Extracts from a graphics dataset:

»»

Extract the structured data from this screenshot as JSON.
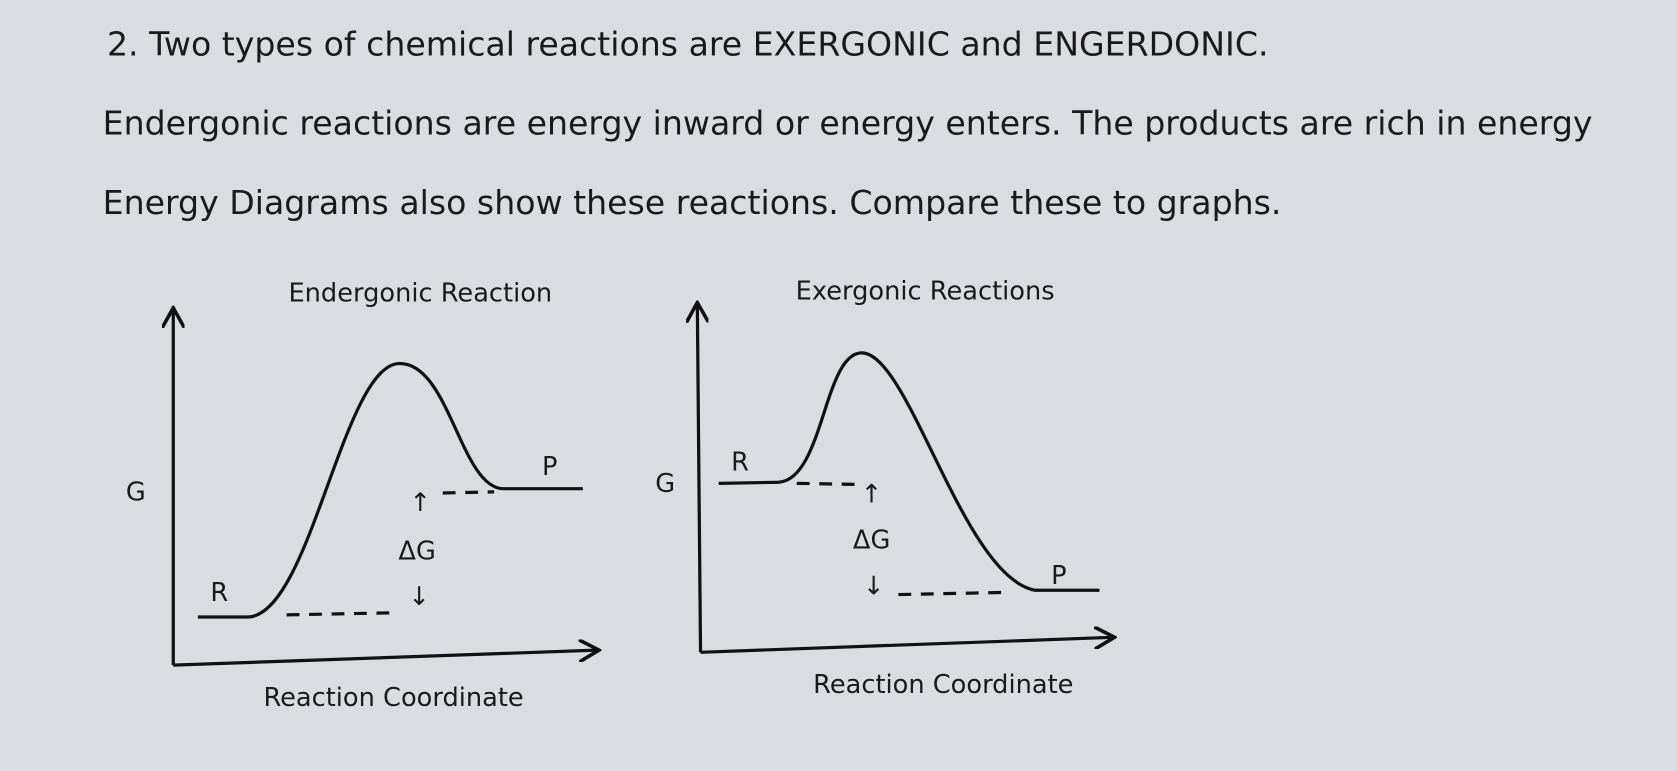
{
  "question": {
    "text": "2. Two types of chemical reactions are EXERGONIC and ENGERDONIC."
  },
  "paragraphs": [
    "Endergonic reactions are energy inward or energy enters. The products are rich in energy",
    "Energy Diagrams also show these reactions. Compare these to graphs."
  ],
  "diagrams": [
    {
      "title": "Endergonic Reaction",
      "y_label": "G",
      "x_label": "Reaction Coordinate",
      "reactant": "R",
      "product": "P",
      "up_arrow": "↑",
      "delta": "ΔG",
      "down_arrow": "↓"
    },
    {
      "title": "Exergonic Reactions",
      "y_label": "G",
      "x_label": "Reaction Coordinate",
      "reactant": "R",
      "product": "P",
      "up_arrow": "↑",
      "delta": "ΔG",
      "down_arrow": "↓"
    }
  ]
}
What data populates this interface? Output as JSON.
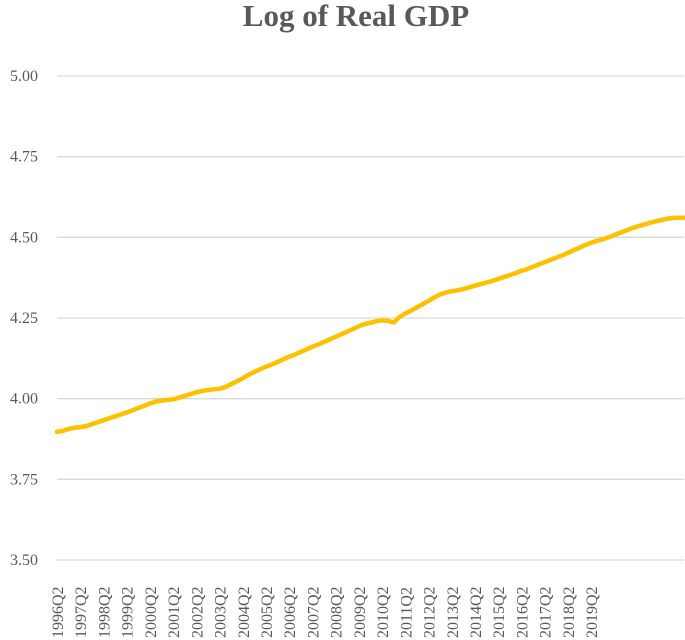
{
  "chart_data": {
    "type": "line",
    "title": "Log of Real GDP",
    "xlabel": "",
    "ylabel": "",
    "ylim": [
      3.5,
      5.0
    ],
    "yticks": [
      "3.50",
      "3.75",
      "4.00",
      "4.25",
      "4.50",
      "4.75",
      "5.00"
    ],
    "grid": "horizontal",
    "legend": "none",
    "line_color": "#FFC000",
    "x_tick_labels": [
      "1996Q2",
      "1997Q2",
      "1998Q2",
      "1999Q2",
      "2000Q2",
      "2001Q2",
      "2002Q2",
      "2003Q2",
      "2004Q2",
      "2005Q2",
      "2006Q2",
      "2007Q2",
      "2008Q2",
      "2009Q2",
      "2010Q2",
      "2011Q2",
      "2012Q2",
      "2013Q2",
      "2014Q2",
      "2015Q2",
      "2016Q2",
      "2017Q2",
      "2018Q2",
      "2019Q2"
    ],
    "series": [
      {
        "values": [
          3.897,
          3.9,
          3.906,
          3.91,
          3.912,
          3.915,
          3.921,
          3.927,
          3.933,
          3.939,
          3.945,
          3.951,
          3.957,
          3.964,
          3.971,
          3.978,
          3.985,
          3.991,
          3.994,
          3.996,
          3.998,
          4.003,
          4.008,
          4.014,
          4.02,
          4.024,
          4.027,
          4.029,
          4.031,
          4.036,
          4.045,
          4.054,
          4.063,
          4.074,
          4.083,
          4.091,
          4.099,
          4.106,
          4.114,
          4.122,
          4.13,
          4.137,
          4.145,
          4.153,
          4.161,
          4.168,
          4.176,
          4.184,
          4.192,
          4.2,
          4.208,
          4.216,
          4.225,
          4.231,
          4.235,
          4.24,
          4.243,
          4.241,
          4.236,
          4.253,
          4.264,
          4.273,
          4.283,
          4.293,
          4.303,
          4.314,
          4.323,
          4.329,
          4.333,
          4.336,
          4.34,
          4.345,
          4.35,
          4.355,
          4.36,
          4.365,
          4.371,
          4.377,
          4.383,
          4.389,
          4.396,
          4.402,
          4.409,
          4.416,
          4.423,
          4.43,
          4.437,
          4.444,
          4.452,
          4.46,
          4.468,
          4.476,
          4.483,
          4.489,
          4.494,
          4.5,
          4.507,
          4.514,
          4.521,
          4.528,
          4.534,
          4.539,
          4.544,
          4.549,
          4.553,
          4.557,
          4.56,
          4.561,
          4.561
        ]
      }
    ]
  }
}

««

The problem: Pull out each line of the records holding the string "JSON".

Solution to this task:
Extract the structured data from this screenshot as JSON.
What data populates this interface? Output as JSON.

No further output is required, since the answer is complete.